SET TASK.
Return, unchanged, the stretch of the records below from their start through the line containing "staticText: 剩余 4".

Records from a data collection
———
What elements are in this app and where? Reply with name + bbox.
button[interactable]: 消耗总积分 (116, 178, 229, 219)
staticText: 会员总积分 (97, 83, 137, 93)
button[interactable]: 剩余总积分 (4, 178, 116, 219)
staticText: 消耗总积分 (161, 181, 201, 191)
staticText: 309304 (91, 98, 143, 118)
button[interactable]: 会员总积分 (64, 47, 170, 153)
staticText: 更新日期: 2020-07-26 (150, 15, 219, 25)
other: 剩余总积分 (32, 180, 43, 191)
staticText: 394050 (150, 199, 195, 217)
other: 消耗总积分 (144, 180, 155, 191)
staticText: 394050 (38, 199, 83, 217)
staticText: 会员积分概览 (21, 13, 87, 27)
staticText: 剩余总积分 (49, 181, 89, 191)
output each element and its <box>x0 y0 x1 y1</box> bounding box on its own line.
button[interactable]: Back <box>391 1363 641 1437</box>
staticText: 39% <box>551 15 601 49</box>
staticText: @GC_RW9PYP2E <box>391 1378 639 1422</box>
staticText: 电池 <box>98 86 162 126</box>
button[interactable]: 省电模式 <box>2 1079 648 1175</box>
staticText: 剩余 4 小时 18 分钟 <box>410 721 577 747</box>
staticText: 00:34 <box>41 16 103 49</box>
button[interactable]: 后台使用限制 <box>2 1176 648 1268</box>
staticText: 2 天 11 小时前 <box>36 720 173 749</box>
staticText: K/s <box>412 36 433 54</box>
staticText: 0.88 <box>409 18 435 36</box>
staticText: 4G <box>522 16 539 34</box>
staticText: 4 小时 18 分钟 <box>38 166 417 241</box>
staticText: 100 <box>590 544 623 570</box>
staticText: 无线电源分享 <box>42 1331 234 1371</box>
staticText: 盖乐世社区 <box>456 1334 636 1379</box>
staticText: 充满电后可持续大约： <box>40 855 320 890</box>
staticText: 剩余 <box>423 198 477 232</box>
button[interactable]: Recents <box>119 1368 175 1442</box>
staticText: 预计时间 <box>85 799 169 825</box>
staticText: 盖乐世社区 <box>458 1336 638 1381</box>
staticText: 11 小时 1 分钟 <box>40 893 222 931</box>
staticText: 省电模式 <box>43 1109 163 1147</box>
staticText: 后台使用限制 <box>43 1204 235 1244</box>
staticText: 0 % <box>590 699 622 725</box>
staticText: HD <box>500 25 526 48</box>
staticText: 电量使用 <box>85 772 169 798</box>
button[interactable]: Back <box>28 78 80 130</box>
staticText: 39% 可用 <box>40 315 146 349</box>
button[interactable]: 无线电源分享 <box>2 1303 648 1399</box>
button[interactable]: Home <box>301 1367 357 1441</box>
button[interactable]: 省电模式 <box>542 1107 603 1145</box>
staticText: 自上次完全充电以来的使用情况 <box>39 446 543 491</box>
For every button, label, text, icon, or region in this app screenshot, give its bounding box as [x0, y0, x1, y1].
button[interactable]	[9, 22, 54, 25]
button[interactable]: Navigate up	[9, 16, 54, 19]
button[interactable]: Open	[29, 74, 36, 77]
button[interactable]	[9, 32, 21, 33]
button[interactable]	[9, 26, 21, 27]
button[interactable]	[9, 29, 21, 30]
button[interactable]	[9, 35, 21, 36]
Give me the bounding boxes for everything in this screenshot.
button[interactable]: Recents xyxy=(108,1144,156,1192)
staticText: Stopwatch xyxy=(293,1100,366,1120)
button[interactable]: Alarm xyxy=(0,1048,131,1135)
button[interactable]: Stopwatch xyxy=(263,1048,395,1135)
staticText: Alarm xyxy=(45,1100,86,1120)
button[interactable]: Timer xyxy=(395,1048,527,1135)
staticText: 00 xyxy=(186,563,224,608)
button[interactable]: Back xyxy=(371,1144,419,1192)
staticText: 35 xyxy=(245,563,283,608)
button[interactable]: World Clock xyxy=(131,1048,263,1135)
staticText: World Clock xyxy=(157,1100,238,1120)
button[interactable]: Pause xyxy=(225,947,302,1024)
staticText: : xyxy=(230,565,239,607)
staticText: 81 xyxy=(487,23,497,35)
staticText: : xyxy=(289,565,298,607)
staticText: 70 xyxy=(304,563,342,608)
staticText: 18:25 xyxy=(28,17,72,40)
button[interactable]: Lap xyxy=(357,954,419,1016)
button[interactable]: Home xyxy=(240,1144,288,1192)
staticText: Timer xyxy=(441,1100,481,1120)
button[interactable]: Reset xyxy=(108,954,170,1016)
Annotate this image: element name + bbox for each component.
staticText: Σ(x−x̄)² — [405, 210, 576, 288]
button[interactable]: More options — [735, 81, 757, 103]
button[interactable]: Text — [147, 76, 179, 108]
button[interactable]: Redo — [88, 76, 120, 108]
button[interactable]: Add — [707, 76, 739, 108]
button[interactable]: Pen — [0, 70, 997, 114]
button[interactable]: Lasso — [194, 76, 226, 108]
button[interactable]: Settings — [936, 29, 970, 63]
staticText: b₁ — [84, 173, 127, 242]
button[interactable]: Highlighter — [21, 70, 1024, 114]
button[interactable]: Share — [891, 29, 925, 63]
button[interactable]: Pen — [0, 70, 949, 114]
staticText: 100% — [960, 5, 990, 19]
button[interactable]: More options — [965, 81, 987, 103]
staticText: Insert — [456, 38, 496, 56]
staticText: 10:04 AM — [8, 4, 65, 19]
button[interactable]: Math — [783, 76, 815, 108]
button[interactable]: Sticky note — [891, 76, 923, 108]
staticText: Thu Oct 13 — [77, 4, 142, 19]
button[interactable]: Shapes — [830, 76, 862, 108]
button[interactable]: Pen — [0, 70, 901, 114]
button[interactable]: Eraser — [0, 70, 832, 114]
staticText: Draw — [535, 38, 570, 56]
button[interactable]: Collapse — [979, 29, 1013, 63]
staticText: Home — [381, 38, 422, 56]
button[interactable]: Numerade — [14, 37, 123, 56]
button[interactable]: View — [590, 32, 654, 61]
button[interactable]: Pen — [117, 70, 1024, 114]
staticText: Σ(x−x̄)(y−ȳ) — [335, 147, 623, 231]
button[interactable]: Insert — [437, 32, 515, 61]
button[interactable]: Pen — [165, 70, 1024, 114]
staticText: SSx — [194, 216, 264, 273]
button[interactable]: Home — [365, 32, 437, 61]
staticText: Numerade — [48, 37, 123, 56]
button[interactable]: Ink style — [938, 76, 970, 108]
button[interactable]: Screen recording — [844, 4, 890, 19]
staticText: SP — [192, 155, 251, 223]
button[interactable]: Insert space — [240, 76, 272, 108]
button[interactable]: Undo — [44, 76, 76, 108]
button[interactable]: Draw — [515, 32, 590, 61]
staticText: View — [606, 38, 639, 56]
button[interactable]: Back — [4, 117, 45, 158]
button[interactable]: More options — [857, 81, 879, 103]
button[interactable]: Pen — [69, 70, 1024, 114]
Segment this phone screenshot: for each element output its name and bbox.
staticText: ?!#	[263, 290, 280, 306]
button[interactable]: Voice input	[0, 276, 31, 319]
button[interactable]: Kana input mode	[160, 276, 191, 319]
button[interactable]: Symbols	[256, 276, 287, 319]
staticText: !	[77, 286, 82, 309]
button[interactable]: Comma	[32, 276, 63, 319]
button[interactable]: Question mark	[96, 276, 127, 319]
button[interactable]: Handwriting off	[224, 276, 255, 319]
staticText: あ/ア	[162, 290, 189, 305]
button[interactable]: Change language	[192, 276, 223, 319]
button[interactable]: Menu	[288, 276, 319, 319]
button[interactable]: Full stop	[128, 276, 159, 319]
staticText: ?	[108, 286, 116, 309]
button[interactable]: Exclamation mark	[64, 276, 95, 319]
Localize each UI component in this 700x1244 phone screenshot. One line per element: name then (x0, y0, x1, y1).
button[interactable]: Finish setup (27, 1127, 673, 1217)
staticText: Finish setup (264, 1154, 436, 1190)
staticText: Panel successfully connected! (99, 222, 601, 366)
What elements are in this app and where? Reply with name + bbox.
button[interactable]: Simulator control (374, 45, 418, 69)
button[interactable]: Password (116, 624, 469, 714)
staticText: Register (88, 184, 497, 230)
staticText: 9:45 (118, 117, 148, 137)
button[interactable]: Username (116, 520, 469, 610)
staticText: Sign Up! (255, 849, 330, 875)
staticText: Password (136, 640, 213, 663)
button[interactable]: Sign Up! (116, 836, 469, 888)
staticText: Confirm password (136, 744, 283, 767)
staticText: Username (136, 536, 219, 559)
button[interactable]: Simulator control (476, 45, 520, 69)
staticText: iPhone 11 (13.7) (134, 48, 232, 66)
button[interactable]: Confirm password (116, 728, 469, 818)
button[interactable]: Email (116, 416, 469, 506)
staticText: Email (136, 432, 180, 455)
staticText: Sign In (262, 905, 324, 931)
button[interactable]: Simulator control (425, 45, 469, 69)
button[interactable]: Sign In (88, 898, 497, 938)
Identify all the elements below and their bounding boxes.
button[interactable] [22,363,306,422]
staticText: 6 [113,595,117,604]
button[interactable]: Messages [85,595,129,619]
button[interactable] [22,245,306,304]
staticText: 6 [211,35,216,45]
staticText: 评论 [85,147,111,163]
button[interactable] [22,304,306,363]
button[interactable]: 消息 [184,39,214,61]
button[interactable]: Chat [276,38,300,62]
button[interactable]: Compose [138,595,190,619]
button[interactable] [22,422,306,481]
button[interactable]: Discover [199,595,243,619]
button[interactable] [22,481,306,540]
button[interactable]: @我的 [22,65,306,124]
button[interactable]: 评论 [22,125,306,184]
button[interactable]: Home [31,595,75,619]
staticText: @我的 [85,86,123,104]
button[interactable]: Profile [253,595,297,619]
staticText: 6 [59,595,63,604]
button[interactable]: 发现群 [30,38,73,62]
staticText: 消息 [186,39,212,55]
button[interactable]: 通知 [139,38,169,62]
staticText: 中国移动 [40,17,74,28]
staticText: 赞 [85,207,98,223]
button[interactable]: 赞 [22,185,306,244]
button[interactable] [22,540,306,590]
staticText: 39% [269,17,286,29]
———
ANSWER TO THE EXERCISE.
What elements are in this app and where? Reply with name + bbox.
button[interactable]: 消耗总积分 (116, 178, 229, 219)
staticText: 会员总积分 (97, 83, 137, 93)
button[interactable]: 剩余总积分 (4, 178, 116, 219)
staticText: 消耗总积分 (161, 181, 201, 191)
staticText: 309304 (91, 98, 143, 118)
button[interactable]: 会员总积分 (64, 47, 170, 153)
staticText: 更新日期: 2020-07-26 (150, 15, 219, 25)
other: 剩余总积分 (32, 180, 43, 191)
staticText: 394050 (150, 199, 195, 217)
other: 消耗总积分 (144, 180, 155, 191)
staticText: 394050 (38, 199, 83, 217)
staticText: 会员积分概览 (21, 13, 87, 27)
staticText: 剩余总积分 (49, 181, 89, 191)
output each element and its <box>x0 y0 x1 y1</box> bounding box on its own line.
button[interactable]: Back <box>391 1363 641 1437</box>
staticText: 39% <box>551 15 601 49</box>
staticText: @GC_RW9PYP2E <box>391 1378 639 1422</box>
staticText: 电池 <box>98 86 162 126</box>
button[interactable]: 省电模式 <box>2 1079 648 1175</box>
staticText: 剩余 4 小时 18 分钟 <box>410 721 577 747</box>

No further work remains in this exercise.